### GEËXTRAHEERDE TEKST

▶

Mevrouw Halsema stelt vragen over Afghanistan alsof daar eenzelfde situatie aan de orde is. Zij beroept zich daarbij ook op andere rapporten. Allereerst merk ik op dat de NAVO niet gaat over de wederopbouw in Afghanistan; dat doen de Afghanen zelf. De NAVO voert op reguliere basis een periodic mission review uit waarin de zaken worden beschreven waarvoor de NAVO en ISAF rechtstreeks verantwoordelijk zijn. Aan de wederopbouw in Afghanistan – daarom benadruk ik ook dat de Afghanen daar in eerste instantie zelf over gaan – ligt namelijk de Afghan national development strategy ten grondslag waarin alle bedragen, sectoren en te behalen doelstellingen zijn geformuleerd. Die strategie is in volle transparantie tot stand gekomen en door de internationale gemeenschap eerder dit jaar in Parijs bij de donorconferentie besproken en onderschreven. De hulpinspanningen worden gecoördineerd door Kai Eide en UNAMA, het VN-kantoor voor de wederopbouw in Afghanistan. Ook IMF en Wereldbank zijn nauw betrokken bij de opbouw van de Afghaanse economie. Over dat geheel, waaraan Nederland bijdraagt, wordt periodiek met de Kamer overlegd op basis van reguliere verslagen. De minister voor Ontwikkelingssamenwerking doet gedetailleerd verslag aan de Kamer over de besteding van de Nederlandse gelden en over de wijze waarop dat plaatsvindt.

Ik zie op dit punt geen noodzaak om een aparte inspecteur te benoemen of een inspecteur-generaal voor de wederopbouw aan te stellen binnen het NAVO-kader, juist omdat Irak en Afghanistan niet te vergelijken zijn en omdat in Afghanistan sprake is van een geïntegreerde benadering waarvan de NAVO/ISAF-inspanning slechts een onderdeel vormt. Het lijkt mij goed dat Defensie, Ontwikkelingssamenwerking en Buitenlandse Zaken regulier vanuit het 3D-overleg met de Kamer van gedachten wisselen, ook over de bestedingen en de wederopbouw in Afghanistan.

Mevrouw Halsema (GroenLinks):

Voorzitter. Ik was een beetje bang dat de minister zich terug zou trekken achter formalisme. Iedereen heeft het rapport kunnen lezen. Het staat op internet. Ik neem aan dat de minister weet hoe dat moet worden bediend. Als hij pas in februari reageert, dan is de Bushadministratie, gelukkig, vertrokken. Dan wordt het allemaal een beetje laat. Ik stel daarom de volgende vraag. Is de minister bereid om in elk geval de regering-Bush op de hoogte te brengen van het grote gevoel van onrust en bezorgdheid dat zich meester maakt van de Nederlandse regering in het geval dat de resultaten van het onderzoek terecht zijn?

◀

### AANGELEVERDE GEGEVENS

▶

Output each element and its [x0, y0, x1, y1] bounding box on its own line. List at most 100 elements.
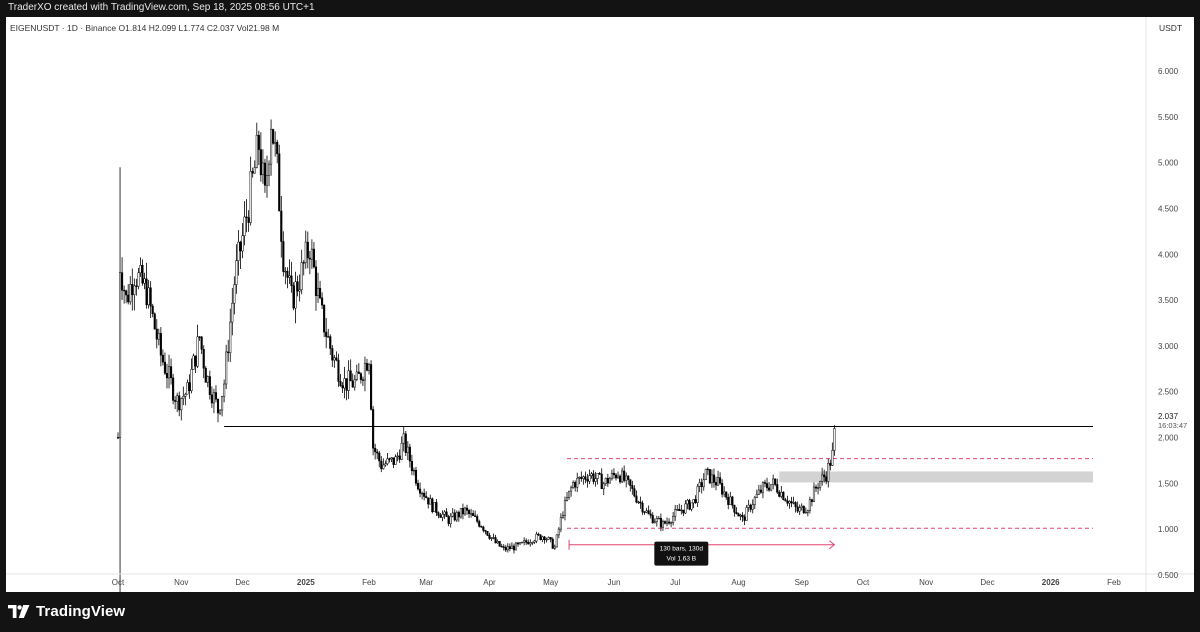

◀

### OPDRACHT
Zet het debatfragment over de wederopbouw in Afghanistan voort, aansluitend op de laatste zin. De lijst is hier niet nodig.

### SCHRIFTELIJK ANTWOORD
De situatie in Afghanistan is natuurlijk niet 100% vergelijkbaar met die in Irak. De Afghanen zijn vanzelfsprekend ook zelf verantwoordelijk voor de wederopbouw, maar zij doen dat wel met een bedrag van 25 mld. dat opgebracht wordt door het Westen. Naar verluidt, keert 40% van die 25 mld. terug naar de donorlanden in de vorm van vrij riante salarissen. Ook schijnt een groot deel van dat bedrag gebruikt te worden voor politieke en militaire doeleinden. Dat betekent dat er vragen te stellen zijn. Die moeten onafhankelijk onderzocht worden. De oude Pavlovreactie van "wij doen het zelf" schiet tekort. Ik herhaal daarom mijn verzoek.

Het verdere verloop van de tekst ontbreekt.